[Dataset excerpts]
↓
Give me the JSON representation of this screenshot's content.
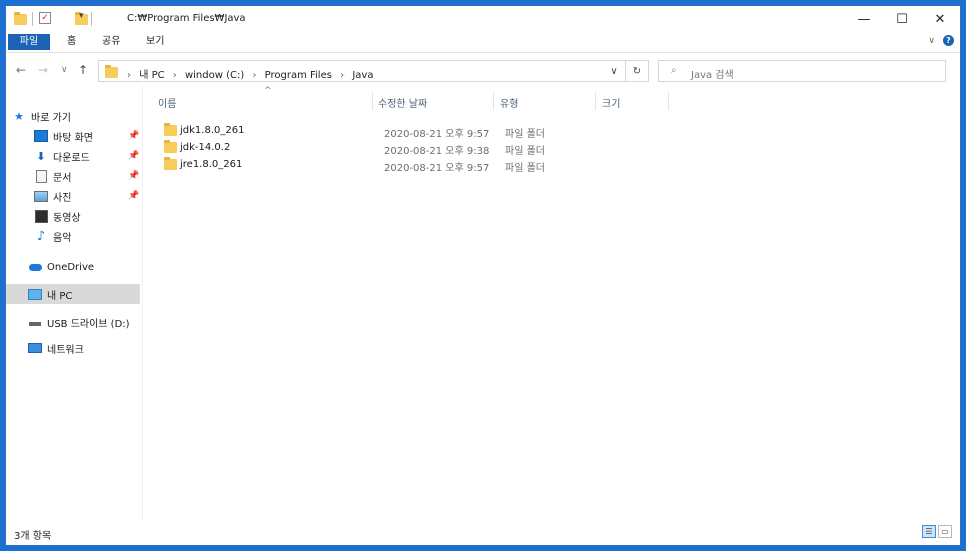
{
  "title_bar": {
    "path_title": "C:₩Program Files₩Java",
    "minimize": "—",
    "maximize": "☐",
    "close": "✕",
    "quick_dropdown": "▾"
  },
  "ribbon": {
    "tabs": [
      "파일",
      "홈",
      "공유",
      "보기"
    ],
    "expand": "∨",
    "help": "?"
  },
  "navigation": {
    "back": "←",
    "forward": "→",
    "recent": "∨",
    "up": "↑",
    "breadcrumbs": [
      "내 PC",
      "window (C:)",
      "Program Files",
      "Java"
    ],
    "address_dropdown": "∨",
    "refresh": "↻",
    "search_placeholder": "Java 검색"
  },
  "sidebar": {
    "quick_access": "바로 가기",
    "items": [
      {
        "label": "바탕 화면",
        "icon": "desktop-icon",
        "pinned": true
      },
      {
        "label": "다운로드",
        "icon": "download-icon",
        "pinned": true
      },
      {
        "label": "문서",
        "icon": "document-icon",
        "pinned": true
      },
      {
        "label": "사진",
        "icon": "pictures-icon",
        "pinned": true
      },
      {
        "label": "동영상",
        "icon": "video-icon",
        "pinned": false
      },
      {
        "label": "음악",
        "icon": "music-icon",
        "pinned": false
      }
    ],
    "onedrive": "OneDrive",
    "this_pc": "내 PC",
    "usb": "USB 드라이브 (D:)",
    "network": "네트워크"
  },
  "columns": {
    "name": "이름",
    "date": "수정한 날짜",
    "type": "유형",
    "size": "크기"
  },
  "files": [
    {
      "name": "jdk1.8.0_261",
      "date": "2020-08-21 오후 9:57",
      "type": "파일 폴더"
    },
    {
      "name": "jdk-14.0.2",
      "date": "2020-08-21 오후 9:38",
      "type": "파일 폴더"
    },
    {
      "name": "jre1.8.0_261",
      "date": "2020-08-21 오후 9:57",
      "type": "파일 폴더"
    }
  ],
  "status": {
    "item_count": "3개 항목"
  },
  "colors": {
    "accent": "#1c63b5",
    "folder": "#f6cd5b",
    "desktop_bg": "#1d6fd0"
  }
}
↑
■ **Job**: Show all lines in the entries above where the string "name" appears.

■ **Answer to the task**:
    "name": "이름",
      "name": "jdk1.8.0_261",
      "name": "jdk-14.0.2",
      "name": "jre1.8.0_261",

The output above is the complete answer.